Provided information >>
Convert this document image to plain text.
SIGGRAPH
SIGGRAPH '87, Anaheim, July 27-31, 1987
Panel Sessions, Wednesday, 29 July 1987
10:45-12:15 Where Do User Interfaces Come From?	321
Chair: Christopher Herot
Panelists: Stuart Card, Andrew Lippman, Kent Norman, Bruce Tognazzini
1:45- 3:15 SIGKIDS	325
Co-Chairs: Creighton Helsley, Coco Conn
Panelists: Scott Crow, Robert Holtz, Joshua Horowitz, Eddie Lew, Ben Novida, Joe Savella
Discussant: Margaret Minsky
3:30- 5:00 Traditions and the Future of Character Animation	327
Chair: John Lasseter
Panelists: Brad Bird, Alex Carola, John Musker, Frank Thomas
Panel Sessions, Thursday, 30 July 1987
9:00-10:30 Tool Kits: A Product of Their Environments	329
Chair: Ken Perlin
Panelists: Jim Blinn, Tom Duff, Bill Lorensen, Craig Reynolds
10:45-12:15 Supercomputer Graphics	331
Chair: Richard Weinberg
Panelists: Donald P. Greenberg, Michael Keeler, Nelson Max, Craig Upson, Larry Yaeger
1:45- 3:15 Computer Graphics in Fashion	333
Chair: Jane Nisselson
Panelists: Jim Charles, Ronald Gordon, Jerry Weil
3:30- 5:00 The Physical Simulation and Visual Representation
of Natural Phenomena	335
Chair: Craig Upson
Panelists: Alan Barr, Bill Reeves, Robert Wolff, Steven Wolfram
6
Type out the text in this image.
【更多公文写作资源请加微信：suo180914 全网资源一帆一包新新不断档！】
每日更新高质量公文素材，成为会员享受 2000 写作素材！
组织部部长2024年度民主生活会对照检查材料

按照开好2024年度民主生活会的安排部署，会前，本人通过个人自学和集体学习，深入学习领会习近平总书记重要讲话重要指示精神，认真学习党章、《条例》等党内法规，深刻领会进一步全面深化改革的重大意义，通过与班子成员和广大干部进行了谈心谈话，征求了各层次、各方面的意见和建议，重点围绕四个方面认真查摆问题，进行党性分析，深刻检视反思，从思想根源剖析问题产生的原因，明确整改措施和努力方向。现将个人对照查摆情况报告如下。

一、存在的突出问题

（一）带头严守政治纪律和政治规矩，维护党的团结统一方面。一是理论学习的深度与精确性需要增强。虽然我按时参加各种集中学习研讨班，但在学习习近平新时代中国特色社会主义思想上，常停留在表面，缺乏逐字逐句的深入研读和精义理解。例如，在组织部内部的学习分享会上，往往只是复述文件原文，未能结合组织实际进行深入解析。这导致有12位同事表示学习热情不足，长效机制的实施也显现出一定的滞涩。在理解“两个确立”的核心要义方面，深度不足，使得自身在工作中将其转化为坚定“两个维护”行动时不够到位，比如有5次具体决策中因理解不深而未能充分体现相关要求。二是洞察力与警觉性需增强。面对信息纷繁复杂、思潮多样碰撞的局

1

Challenge >>
Print the listing above in its entirety, with every line exact.

Written solution >>
Convert this document image to plain text.
SIGGRAPH
SIGGRAPH '87, Anaheim, July 27-31, 1987
Panel Sessions, Wednesday, 29 July 1987
10:45-12:15 Where Do User Interfaces Come From?	321
Chair: Christopher Herot
Panelists: Stuart Card, Andrew Lippman, Kent Norman, Bruce Tognazzini
1:45- 3:15 SIGKIDS	325
Co-Chairs: Creighton Helsley, Coco Conn
Panelists: Scott Crow, Robert Holtz, Joshua Horowitz, Eddie Lew, Ben Novida, Joe Savella
Discussant: Margaret Minsky
3:30- 5:00 Traditions and the Future of Character Animation	327
Chair: John Lasseter
Panelists: Brad Bird, Alex Carola, John Musker, Frank Thomas
Panel Sessions, Thursday, 30 July 1987
9:00-10:30 Tool Kits: A Product of Their Environments	329
Chair: Ken Perlin
Panelists: Jim Blinn, Tom Duff, Bill Lorensen, Craig Reynolds
10:45-12:15 Supercomputer Graphics	331
Chair: Richard Weinberg
Panelists: Donald P. Greenberg, Michael Keeler, Nelson Max, Craig Upson, Larry Yaeger
1:45- 3:15 Computer Graphics in Fashion	333
Chair: Jane Nisselson
Panelists: Jim Charles, Ronald Gordon, Jerry Weil
3:30- 5:00 The Physical Simulation and Visual Representation
of Natural Phenomena	335
Chair: Craig Upson
Panelists: Alan Barr, Bill Reeves, Robert Wolff, Steven Wolfram
6
Type out the text in this image.
【更多公文写作资源请加微信：suo180914 全网资源一帆一包新新不断档！】
每日更新高质量公文素材，成为会员享受 2000 写作素材！
组织部部长2024年度民主生活会对照检查材料

按照开好2024年度民主生活会的安排部署，会前，本人通过个人自学和集体学习，深入学习领会习近平总书记重要讲话重要指示精神，认真学习党章、《条例》等党内法规，深刻领会进一步全面深化改革的重大意义，通过与班子成员和广大干部进行了谈心谈话，征求了各层次、各方面的意见和建议，重点围绕四个方面认真查摆问题，进行党性分析，深刻检视反思，从思想根源剖析问题产生的原因，明确整改措施和努力方向。现将个人对照查摆情况报告如下。

一、存在的突出问题

（一）带头严守政治纪律和政治规矩，维护党的团结统一方面。一是理论学习的深度与精确性需要增强。虽然我按时参加各种集中学习研讨班，但在学习习近平新时代中国特色社会主义思想上，常停留在表面，缺乏逐字逐句的深入研读和精义理解。例如，在组织部内部的学习分享会上，往往只是复述文件原文，未能结合组织实际进行深入解析。这导致有12位同事表示学习热情不足，长效机制的实施也显现出一定的滞涩。在理解“两个确立”的核心要义方面，深度不足，使得自身在工作中将其转化为坚定“两个维护”行动时不够到位，比如有5次具体决策中因理解不深而未能充分体现相关要求。二是洞察力与警觉性需增强。面对信息纷繁复杂、思潮多样碰撞的局

1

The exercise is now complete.